» GIVEN EXERCISE
The entries below are to be written out again without alteration.

[Records about charts and figures]
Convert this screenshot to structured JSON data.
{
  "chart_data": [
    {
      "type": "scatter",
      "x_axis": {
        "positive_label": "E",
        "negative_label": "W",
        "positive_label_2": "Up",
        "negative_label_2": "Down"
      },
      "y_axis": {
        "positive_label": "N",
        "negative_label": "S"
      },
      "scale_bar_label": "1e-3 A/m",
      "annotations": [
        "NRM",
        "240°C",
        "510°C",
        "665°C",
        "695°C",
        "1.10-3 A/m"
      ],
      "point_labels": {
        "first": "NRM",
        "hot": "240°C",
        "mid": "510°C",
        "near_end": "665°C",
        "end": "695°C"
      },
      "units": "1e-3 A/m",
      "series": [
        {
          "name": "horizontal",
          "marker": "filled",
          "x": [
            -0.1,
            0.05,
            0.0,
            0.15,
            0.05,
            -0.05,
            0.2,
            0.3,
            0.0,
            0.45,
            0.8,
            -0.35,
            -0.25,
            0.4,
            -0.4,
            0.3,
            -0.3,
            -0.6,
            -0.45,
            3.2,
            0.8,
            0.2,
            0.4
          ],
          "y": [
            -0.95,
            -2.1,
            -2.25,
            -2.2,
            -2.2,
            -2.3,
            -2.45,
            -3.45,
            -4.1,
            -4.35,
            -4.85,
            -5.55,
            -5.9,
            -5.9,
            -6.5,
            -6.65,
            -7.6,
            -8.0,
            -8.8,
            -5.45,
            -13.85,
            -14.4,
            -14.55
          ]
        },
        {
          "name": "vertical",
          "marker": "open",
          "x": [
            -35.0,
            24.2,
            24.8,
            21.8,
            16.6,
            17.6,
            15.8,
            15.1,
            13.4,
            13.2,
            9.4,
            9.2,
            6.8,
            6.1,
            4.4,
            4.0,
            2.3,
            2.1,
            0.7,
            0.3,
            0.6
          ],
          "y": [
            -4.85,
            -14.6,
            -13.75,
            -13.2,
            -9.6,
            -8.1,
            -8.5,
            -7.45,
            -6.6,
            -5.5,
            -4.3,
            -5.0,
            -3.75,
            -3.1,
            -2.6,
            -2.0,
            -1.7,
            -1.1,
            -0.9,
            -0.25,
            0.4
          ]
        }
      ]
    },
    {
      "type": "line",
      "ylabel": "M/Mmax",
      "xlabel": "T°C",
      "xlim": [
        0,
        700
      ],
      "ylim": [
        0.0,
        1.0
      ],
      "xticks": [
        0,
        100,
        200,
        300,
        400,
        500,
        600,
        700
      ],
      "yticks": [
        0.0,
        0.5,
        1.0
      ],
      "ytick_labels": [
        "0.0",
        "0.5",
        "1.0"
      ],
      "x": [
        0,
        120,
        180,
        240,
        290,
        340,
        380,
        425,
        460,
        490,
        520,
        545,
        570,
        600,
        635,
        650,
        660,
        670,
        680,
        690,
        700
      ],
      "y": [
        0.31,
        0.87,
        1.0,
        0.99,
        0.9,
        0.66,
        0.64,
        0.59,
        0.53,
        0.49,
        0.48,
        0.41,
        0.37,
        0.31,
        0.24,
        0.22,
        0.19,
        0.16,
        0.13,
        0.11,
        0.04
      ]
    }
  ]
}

» THE OUTPUT
Convert this screenshot to structured JSON data.
{
  "chart_data": [
    {
      "type": "scatter",
      "x_axis": {
        "positive_label": "E",
        "negative_label": "W",
        "positive_label_2": "Up",
        "negative_label_2": "Down"
      },
      "y_axis": {
        "positive_label": "N",
        "negative_label": "S"
      },
      "scale_bar_label": "1e-3 A/m",
      "annotations": [
        "NRM",
        "240°C",
        "510°C",
        "665°C",
        "695°C",
        "1.10-3 A/m"
      ],
      "point_labels": {
        "first": "NRM",
        "hot": "240°C",
        "mid": "510°C",
        "near_end": "665°C",
        "end": "695°C"
      },
      "units": "1e-3 A/m",
      "series": [
        {
          "name": "horizontal",
          "marker": "filled",
          "x": [
            -0.1,
            0.05,
            0.0,
            0.15,
            0.05,
            -0.05,
            0.2,
            0.3,
            0.0,
            0.45,
            0.8,
            -0.35,
            -0.25,
            0.4,
            -0.4,
            0.3,
            -0.3,
            -0.6,
            -0.45,
            3.2,
            0.8,
            0.2,
            0.4
          ],
          "y": [
            -0.95,
            -2.1,
            -2.25,
            -2.2,
            -2.2,
            -2.3,
            -2.45,
            -3.45,
            -4.1,
            -4.35,
            -4.85,
            -5.55,
            -5.9,
            -5.9,
            -6.5,
            -6.65,
            -7.6,
            -8.0,
            -8.8,
            -5.45,
            -13.85,
            -14.4,
            -14.55
          ]
        },
        {
          "name": "vertical",
          "marker": "open",
          "x": [
            -35.0,
            24.2,
            24.8,
            21.8,
            16.6,
            17.6,
            15.8,
            15.1,
            13.4,
            13.2,
            9.4,
            9.2,
            6.8,
            6.1,
            4.4,
            4.0,
            2.3,
            2.1,
            0.7,
            0.3,
            0.6
          ],
          "y": [
            -4.85,
            -14.6,
            -13.75,
            -13.2,
            -9.6,
            -8.1,
            -8.5,
            -7.45,
            -6.6,
            -5.5,
            -4.3,
            -5.0,
            -3.75,
            -3.1,
            -2.6,
            -2.0,
            -1.7,
            -1.1,
            -0.9,
            -0.25,
            0.4
          ]
        }
      ]
    },
    {
      "type": "line",
      "ylabel": "M/Mmax",
      "xlabel": "T°C",
      "xlim": [
        0,
        700
      ],
      "ylim": [
        0.0,
        1.0
      ],
      "xticks": [
        0,
        100,
        200,
        300,
        400,
        500,
        600,
        700
      ],
      "yticks": [
        0.0,
        0.5,
        1.0
      ],
      "ytick_labels": [
        "0.0",
        "0.5",
        "1.0"
      ],
      "x": [
        0,
        120,
        180,
        240,
        290,
        340,
        380,
        425,
        460,
        490,
        520,
        545,
        570,
        600,
        635,
        650,
        660,
        670,
        680,
        690,
        700
      ],
      "y": [
        0.31,
        0.87,
        1.0,
        0.99,
        0.9,
        0.66,
        0.64,
        0.59,
        0.53,
        0.49,
        0.48,
        0.41,
        0.37,
        0.31,
        0.24,
        0.22,
        0.19,
        0.16,
        0.13,
        0.11,
        0.04
      ]
    }
  ]
}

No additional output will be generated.